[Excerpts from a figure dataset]
§

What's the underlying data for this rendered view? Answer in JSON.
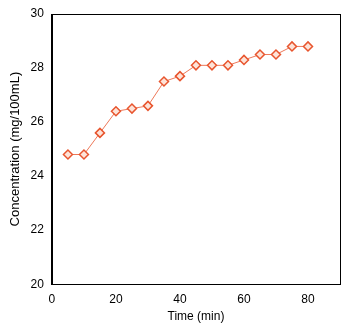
{
  "chart_data": {
    "type": "line",
    "x_label": "Time (min)",
    "y_label": "Concentration (mg/100mL)",
    "x": [
      5,
      10,
      15,
      20,
      25,
      30,
      35,
      40,
      45,
      50,
      55,
      60,
      65,
      70,
      75,
      80
    ],
    "values": [
      24.8,
      24.8,
      25.6,
      26.4,
      26.5,
      26.6,
      27.5,
      27.7,
      28.1,
      28.1,
      28.1,
      28.3,
      28.5,
      28.5,
      28.8,
      28.8
    ],
    "color": "#e8552e",
    "marker": "diamond",
    "xlim": [
      0,
      90
    ],
    "xticks": [
      0,
      20,
      40,
      60,
      80
    ],
    "ylim": [
      20,
      30
    ],
    "yticks": [
      20,
      22,
      24,
      26,
      28,
      30
    ],
    "grid": false
  }
}
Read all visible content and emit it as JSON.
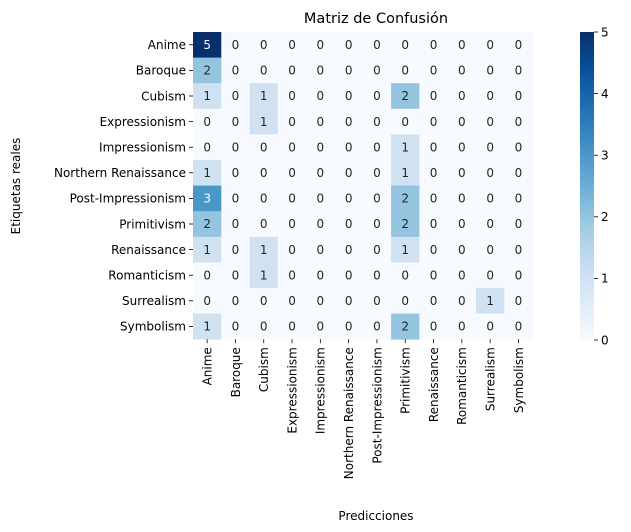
{
  "chart_data": {
    "type": "heatmap",
    "title": "Matriz de Confusión",
    "xlabel": "Predicciones",
    "ylabel": "Etiquetas reales",
    "x_categories": [
      "Anime",
      "Baroque",
      "Cubism",
      "Expressionism",
      "Impressionism",
      "Northern Renaissance",
      "Post-Impressionism",
      "Primitivism",
      "Renaissance",
      "Romanticism",
      "Surrealism",
      "Symbolism"
    ],
    "y_categories": [
      "Anime",
      "Baroque",
      "Cubism",
      "Expressionism",
      "Impressionism",
      "Northern Renaissance",
      "Post-Impressionism",
      "Primitivism",
      "Renaissance",
      "Romanticism",
      "Surrealism",
      "Symbolism"
    ],
    "values": [
      [
        5,
        0,
        0,
        0,
        0,
        0,
        0,
        0,
        0,
        0,
        0,
        0
      ],
      [
        2,
        0,
        0,
        0,
        0,
        0,
        0,
        0,
        0,
        0,
        0,
        0
      ],
      [
        1,
        0,
        1,
        0,
        0,
        0,
        0,
        2,
        0,
        0,
        0,
        0
      ],
      [
        0,
        0,
        1,
        0,
        0,
        0,
        0,
        0,
        0,
        0,
        0,
        0
      ],
      [
        0,
        0,
        0,
        0,
        0,
        0,
        0,
        1,
        0,
        0,
        0,
        0
      ],
      [
        1,
        0,
        0,
        0,
        0,
        0,
        0,
        1,
        0,
        0,
        0,
        0
      ],
      [
        3,
        0,
        0,
        0,
        0,
        0,
        0,
        2,
        0,
        0,
        0,
        0
      ],
      [
        2,
        0,
        0,
        0,
        0,
        0,
        0,
        2,
        0,
        0,
        0,
        0
      ],
      [
        1,
        0,
        1,
        0,
        0,
        0,
        0,
        1,
        0,
        0,
        0,
        0
      ],
      [
        0,
        0,
        1,
        0,
        0,
        0,
        0,
        0,
        0,
        0,
        0,
        0
      ],
      [
        0,
        0,
        0,
        0,
        0,
        0,
        0,
        0,
        0,
        0,
        1,
        0
      ],
      [
        1,
        0,
        0,
        0,
        0,
        0,
        0,
        2,
        0,
        0,
        0,
        0
      ]
    ],
    "colorbar": {
      "min": 0,
      "max": 5,
      "ticks": [
        0,
        1,
        2,
        3,
        4,
        5
      ]
    },
    "colormap": "Blues"
  }
}
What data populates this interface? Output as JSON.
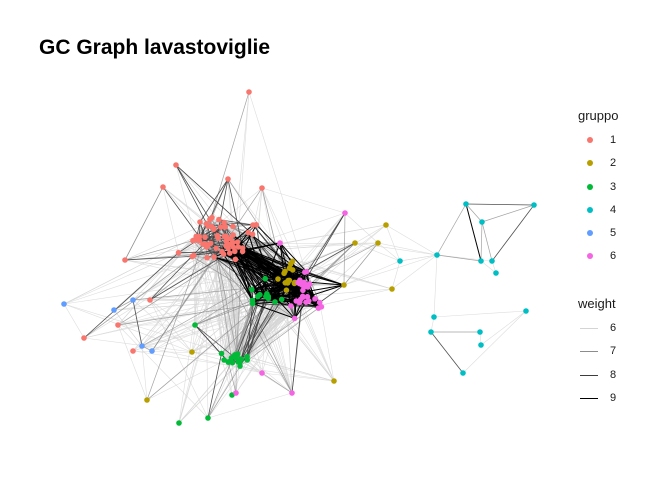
{
  "chart_data": {
    "type": "network",
    "title": "GC Graph lavastoviglie",
    "legend_position": "right",
    "group_legend": {
      "title": "gruppo",
      "entries": [
        {
          "label": "1",
          "color": "#F8766D"
        },
        {
          "label": "2",
          "color": "#B79F00"
        },
        {
          "label": "3",
          "color": "#00BA38"
        },
        {
          "label": "4",
          "color": "#00BFC4"
        },
        {
          "label": "5",
          "color": "#619CFF"
        },
        {
          "label": "6",
          "color": "#F564E3"
        }
      ]
    },
    "weight_legend": {
      "title": "weight",
      "entries": [
        {
          "label": "6",
          "level": 6
        },
        {
          "label": "7",
          "level": 7
        },
        {
          "label": "8",
          "level": 8
        },
        {
          "label": "9",
          "level": 9
        }
      ]
    },
    "grid": false,
    "axes": false
  }
}
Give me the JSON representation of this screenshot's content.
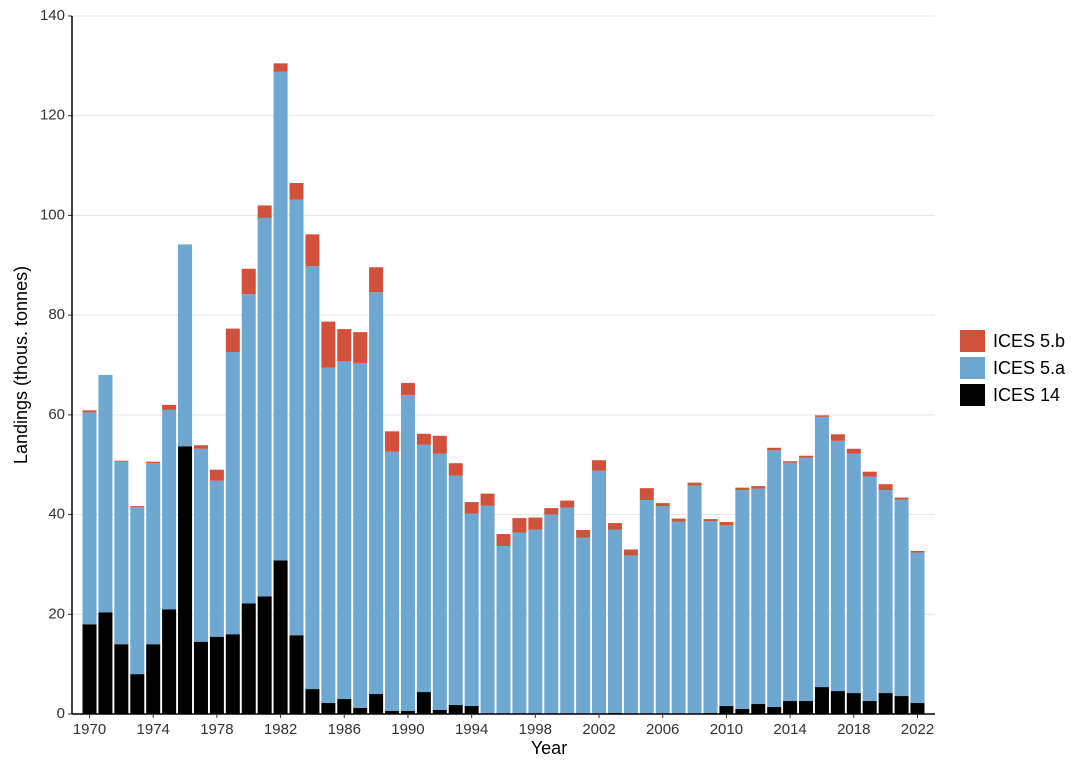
{
  "chart_data": {
    "type": "stacked-bar",
    "x_label": "Year",
    "y_label": "Landings (thous. tonnes)",
    "x": [
      1970,
      1971,
      1972,
      1973,
      1974,
      1975,
      1976,
      1977,
      1978,
      1979,
      1980,
      1981,
      1982,
      1983,
      1984,
      1985,
      1986,
      1987,
      1988,
      1989,
      1990,
      1991,
      1992,
      1993,
      1994,
      1995,
      1996,
      1997,
      1998,
      1999,
      2000,
      2001,
      2002,
      2003,
      2004,
      2005,
      2006,
      2007,
      2008,
      2009,
      2010,
      2011,
      2012,
      2013,
      2014,
      2015,
      2016,
      2017,
      2018,
      2019,
      2020,
      2021,
      2022
    ],
    "series": [
      {
        "name": "ICES 14",
        "color": "#000000",
        "values": [
          18,
          20.4,
          14,
          8,
          14,
          21,
          53.7,
          14.5,
          15.5,
          16,
          22.2,
          23.6,
          30.8,
          15.8,
          5,
          2.2,
          3,
          1.2,
          4,
          0.6,
          0.6,
          4.4,
          0.8,
          1.8,
          1.6,
          0,
          0,
          0,
          0,
          0,
          0,
          0,
          0,
          0.2,
          0,
          0,
          0,
          0,
          0,
          0.2,
          1.6,
          1,
          2,
          1.4,
          2.6,
          2.6,
          5.4,
          4.6,
          4.2,
          2.6,
          4.2,
          3.6,
          2.2
        ]
      },
      {
        "name": "ICES 5.a",
        "color": "#6ea7cf",
        "values": [
          42.5,
          47.6,
          36.6,
          33.5,
          36.3,
          40,
          40.5,
          38.7,
          31.3,
          56.6,
          62,
          75.9,
          98,
          87.4,
          84.8,
          67.3,
          67.8,
          69.2,
          80.6,
          52,
          63.4,
          49.6,
          51.4,
          46,
          38.6,
          41.8,
          33.7,
          36.4,
          37,
          40,
          41.4,
          35.4,
          48.8,
          36.8,
          31.8,
          42.9,
          41.7,
          38.6,
          45.8,
          38.5,
          36.3,
          43.9,
          43.2,
          51.5,
          47.8,
          48.8,
          54.2,
          50.2,
          48,
          45,
          40.7,
          39.4,
          30.2
        ]
      },
      {
        "name": "ICES 5.b",
        "color": "#d2513a",
        "values": [
          0.4,
          0,
          0.2,
          0.2,
          0.3,
          1,
          0,
          0.7,
          2.2,
          4.7,
          5.1,
          2.5,
          1.7,
          3.3,
          6.4,
          9.2,
          6.4,
          6.2,
          5,
          4.1,
          2.4,
          2.2,
          3.6,
          2.5,
          2.3,
          2.4,
          2.4,
          2.9,
          2.4,
          1.3,
          1.4,
          1.5,
          2.1,
          1.3,
          1.2,
          2.4,
          0.6,
          0.6,
          0.6,
          0.4,
          0.6,
          0.5,
          0.5,
          0.5,
          0.3,
          0.4,
          0.3,
          1.3,
          1,
          1,
          1.2,
          0.4,
          0.3
        ]
      }
    ],
    "xlim": [
      1968.9,
      2023.1
    ],
    "xticks": [
      1970,
      1974,
      1978,
      1982,
      1986,
      1990,
      1994,
      1998,
      2002,
      2006,
      2010,
      2014,
      2018,
      2022
    ],
    "ylim": [
      0,
      140
    ],
    "yticks": [
      0,
      20,
      40,
      60,
      80,
      100,
      120,
      140
    ],
    "grid": true,
    "legend": "right"
  }
}
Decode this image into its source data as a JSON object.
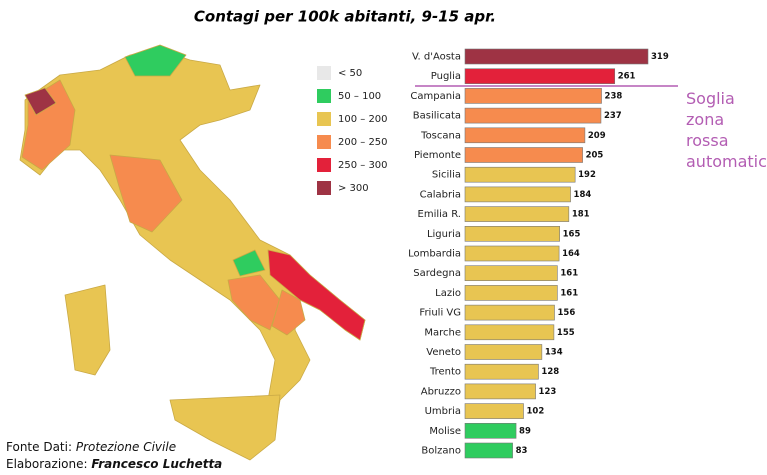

§

Return the entries unchanged, save for the pictures, which do not belong in the copy.

What's the underlying data for this rendered view? Answer in JSON.
{
  "chart_data": {
    "type": "line",
    "x_label": "Time (min)",
    "y_label": "Concentration (mg/100mL)",
    "x": [
      5,
      10,
      15,
      20,
      25,
      30,
      35,
      40,
      45,
      50,
      55,
      60,
      65,
      70,
      75,
      80
    ],
    "values": [
      24.8,
      24.8,
      25.6,
      26.4,
      26.5,
      26.6,
      27.5,
      27.7,
      28.1,
      28.1,
      28.1,
      28.3,
      28.5,
      28.5,
      28.8,
      28.8
    ],
    "color": "#e8552e",
    "marker": "diamond",
    "xlim": [
      0,
      90
    ],
    "xticks": [
      0,
      20,
      40,
      60,
      80
    ],
    "ylim": [
      20,
      30
    ],
    "yticks": [
      20,
      22,
      24,
      26,
      28,
      30
    ],
    "grid": false
  }
}
Read all visible content and emit it as JSON.
{
  "chart_data": {
    "type": "heatmap",
    "title": "Matriz de Confusión",
    "xlabel": "Predicciones",
    "ylabel": "Etiquetas reales",
    "x_categories": [
      "Anime",
      "Baroque",
      "Cubism",
      "Expressionism",
      "Impressionism",
      "Northern Renaissance",
      "Post-Impressionism",
      "Primitivism",
      "Renaissance",
      "Romanticism",
      "Surrealism",
      "Symbolism"
    ],
    "y_categories": [
      "Anime",
      "Baroque",
      "Cubism",
      "Expressionism",
      "Impressionism",
      "Northern Renaissance",
      "Post-Impressionism",
      "Primitivism",
      "Renaissance",
      "Romanticism",
      "Surrealism",
      "Symbolism"
    ],
    "values": [
      [
        5,
        0,
        0,
        0,
        0,
        0,
        0,
        0,
        0,
        0,
        0,
        0
      ],
      [
        2,
        0,
        0,
        0,
        0,
        0,
        0,
        0,
        0,
        0,
        0,
        0
      ],
      [
        1,
        0,
        1,
        0,
        0,
        0,
        0,
        2,
        0,
        0,
        0,
        0
      ],
      [
        0,
        0,
        1,
        0,
        0,
        0,
        0,
        0,
        0,
        0,
        0,
        0
      ],
      [
        0,
        0,
        0,
        0,
        0,
        0,
        0,
        1,
        0,
        0,
        0,
        0
      ],
      [
        1,
        0,
        0,
        0,
        0,
        0,
        0,
        1,
        0,
        0,
        0,
        0
      ],
      [
        3,
        0,
        0,
        0,
        0,
        0,
        0,
        2,
        0,
        0,
        0,
        0
      ],
      [
        2,
        0,
        0,
        0,
        0,
        0,
        0,
        2,
        0,
        0,
        0,
        0
      ],
      [
        1,
        0,
        1,
        0,
        0,
        0,
        0,
        1,
        0,
        0,
        0,
        0
      ],
      [
        0,
        0,
        1,
        0,
        0,
        0,
        0,
        0,
        0,
        0,
        0,
        0
      ],
      [
        0,
        0,
        0,
        0,
        0,
        0,
        0,
        0,
        0,
        0,
        1,
        0
      ],
      [
        1,
        0,
        0,
        0,
        0,
        0,
        0,
        2,
        0,
        0,
        0,
        0
      ]
    ],
    "colorbar": {
      "min": 0,
      "max": 5,
      "ticks": [
        0,
        1,
        2,
        3,
        4,
        5
      ]
    },
    "colormap": "Blues"
  }
}
What data populates this interface? Output as JSON.
{
  "chart_data": {
    "type": "network",
    "title": "GC Graph lavastoviglie",
    "legend_position": "right",
    "group_legend": {
      "title": "gruppo",
      "entries": [
        {
          "label": "1",
          "color": "#F8766D"
        },
        {
          "label": "2",
          "color": "#B79F00"
        },
        {
          "label": "3",
          "color": "#00BA38"
        },
        {
          "label": "4",
          "color": "#00BFC4"
        },
        {
          "label": "5",
          "color": "#619CFF"
        },
        {
          "label": "6",
          "color": "#F564E3"
        }
      ]
    },
    "weight_legend": {
      "title": "weight",
      "entries": [
        {
          "label": "6",
          "level": 6
        },
        {
          "label": "7",
          "level": 7
        },
        {
          "label": "8",
          "level": 8
        },
        {
          "label": "9",
          "level": 9
        }
      ]
    },
    "grid": false,
    "axes": false
  }
}
Give me the JSON representation of this screenshot's content.
{
  "chart_data": {
    "type": "stacked-bar",
    "x_label": "Year",
    "y_label": "Landings (thous. tonnes)",
    "x": [
      1970,
      1971,
      1972,
      1973,
      1974,
      1975,
      1976,
      1977,
      1978,
      1979,
      1980,
      1981,
      1982,
      1983,
      1984,
      1985,
      1986,
      1987,
      1988,
      1989,
      1990,
      1991,
      1992,
      1993,
      1994,
      1995,
      1996,
      1997,
      1998,
      1999,
      2000,
      2001,
      2002,
      2003,
      2004,
      2005,
      2006,
      2007,
      2008,
      2009,
      2010,
      2011,
      2012,
      2013,
      2014,
      2015,
      2016,
      2017,
      2018,
      2019,
      2020,
      2021,
      2022
    ],
    "series": [
      {
        "name": "ICES 14",
        "color": "#000000",
        "values": [
          18,
          20.4,
          14,
          8,
          14,
          21,
          53.7,
          14.5,
          15.5,
          16,
          22.2,
          23.6,
          30.8,
          15.8,
          5,
          2.2,
          3,
          1.2,
          4,
          0.6,
          0.6,
          4.4,
          0.8,
          1.8,
          1.6,
          0,
          0,
          0,
          0,
          0,
          0,
          0,
          0,
          0.2,
          0,
          0,
          0,
          0,
          0,
          0.2,
          1.6,
          1,
          2,
          1.4,
          2.6,
          2.6,
          5.4,
          4.6,
          4.2,
          2.6,
          4.2,
          3.6,
          2.2
        ]
      },
      {
        "name": "ICES 5.a",
        "color": "#6ea7cf",
        "values": [
          42.5,
          47.6,
          36.6,
          33.5,
          36.3,
          40,
          40.5,
          38.7,
          31.3,
          56.6,
          62,
          75.9,
          98,
          87.4,
          84.8,
          67.3,
          67.8,
          69.2,
          80.6,
          52,
          63.4,
          49.6,
          51.4,
          46,
          38.6,
          41.8,
          33.7,
          36.4,
          37,
          40,
          41.4,
          35.4,
          48.8,
          36.8,
          31.8,
          42.9,
          41.7,
          38.6,
          45.8,
          38.5,
          36.3,
          43.9,
          43.2,
          51.5,
          47.8,
          48.8,
          54.2,
          50.2,
          48,
          45,
          40.7,
          39.4,
          30.2
        ]
      },
      {
        "name": "ICES 5.b",
        "color": "#d2513a",
        "values": [
          0.4,
          0,
          0.2,
          0.2,
          0.3,
          1,
          0,
          0.7,
          2.2,
          4.7,
          5.1,
          2.5,
          1.7,
          3.3,
          6.4,
          9.2,
          6.4,
          6.2,
          5,
          4.1,
          2.4,
          2.2,
          3.6,
          2.5,
          2.3,
          2.4,
          2.4,
          2.9,
          2.4,
          1.3,
          1.4,
          1.5,
          2.1,
          1.3,
          1.2,
          2.4,
          0.6,
          0.6,
          0.6,
          0.4,
          0.6,
          0.5,
          0.5,
          0.5,
          0.3,
          0.4,
          0.3,
          1.3,
          1,
          1,
          1.2,
          0.4,
          0.3
        ]
      }
    ],
    "xlim": [
      1968.9,
      2023.1
    ],
    "xticks": [
      1970,
      1974,
      1978,
      1982,
      1986,
      1990,
      1994,
      1998,
      2002,
      2006,
      2010,
      2014,
      2018,
      2022
    ],
    "ylim": [
      0,
      140
    ],
    "yticks": [
      0,
      20,
      40,
      60,
      80,
      100,
      120,
      140
    ],
    "grid": true,
    "legend": "right"
  }
}
Decode this image into its source data as a JSON object.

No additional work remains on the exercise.